Exercise material →
— BEGIN —

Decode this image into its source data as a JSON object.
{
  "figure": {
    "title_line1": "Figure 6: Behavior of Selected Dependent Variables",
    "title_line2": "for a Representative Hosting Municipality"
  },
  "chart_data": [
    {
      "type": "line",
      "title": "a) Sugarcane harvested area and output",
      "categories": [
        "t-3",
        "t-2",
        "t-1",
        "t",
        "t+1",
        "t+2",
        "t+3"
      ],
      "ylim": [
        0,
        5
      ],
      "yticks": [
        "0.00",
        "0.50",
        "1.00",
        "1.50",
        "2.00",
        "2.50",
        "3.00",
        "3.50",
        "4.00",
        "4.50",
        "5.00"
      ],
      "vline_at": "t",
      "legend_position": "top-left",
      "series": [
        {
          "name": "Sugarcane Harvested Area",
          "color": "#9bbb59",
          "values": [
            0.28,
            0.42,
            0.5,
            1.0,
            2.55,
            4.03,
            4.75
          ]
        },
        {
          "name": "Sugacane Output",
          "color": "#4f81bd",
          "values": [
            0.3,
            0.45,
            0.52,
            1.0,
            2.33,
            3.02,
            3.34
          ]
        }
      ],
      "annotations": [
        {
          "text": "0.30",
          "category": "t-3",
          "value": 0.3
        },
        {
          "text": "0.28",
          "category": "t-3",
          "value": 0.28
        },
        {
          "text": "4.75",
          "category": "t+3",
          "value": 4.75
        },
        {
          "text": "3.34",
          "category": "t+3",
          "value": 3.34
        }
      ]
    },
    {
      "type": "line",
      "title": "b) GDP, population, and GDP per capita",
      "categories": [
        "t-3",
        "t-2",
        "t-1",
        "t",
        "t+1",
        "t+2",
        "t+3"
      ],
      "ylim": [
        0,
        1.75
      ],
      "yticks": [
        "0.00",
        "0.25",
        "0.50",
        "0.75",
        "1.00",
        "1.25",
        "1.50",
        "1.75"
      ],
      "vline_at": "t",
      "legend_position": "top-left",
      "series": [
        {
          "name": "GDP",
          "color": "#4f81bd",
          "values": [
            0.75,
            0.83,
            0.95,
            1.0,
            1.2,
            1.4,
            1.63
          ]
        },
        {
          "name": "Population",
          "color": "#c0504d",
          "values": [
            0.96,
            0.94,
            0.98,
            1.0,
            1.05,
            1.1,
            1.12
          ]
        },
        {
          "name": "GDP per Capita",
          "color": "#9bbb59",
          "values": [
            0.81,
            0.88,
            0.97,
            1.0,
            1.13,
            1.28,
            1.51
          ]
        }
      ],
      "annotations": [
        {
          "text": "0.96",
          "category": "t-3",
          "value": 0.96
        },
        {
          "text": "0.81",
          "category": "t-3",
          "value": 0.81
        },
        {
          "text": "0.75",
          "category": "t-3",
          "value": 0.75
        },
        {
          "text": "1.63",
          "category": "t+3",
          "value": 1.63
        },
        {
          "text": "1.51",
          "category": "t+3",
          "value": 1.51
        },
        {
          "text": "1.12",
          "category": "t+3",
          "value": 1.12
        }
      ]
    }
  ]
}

— END —

In the listing above, locate each line with "name" and copy it.

Response below →
          "name": "Sugarcane Harvested Area",
          "name": "Sugacane Output",
          "name": "GDP",
          "name": "Population",
          "name": "GDP per Capita",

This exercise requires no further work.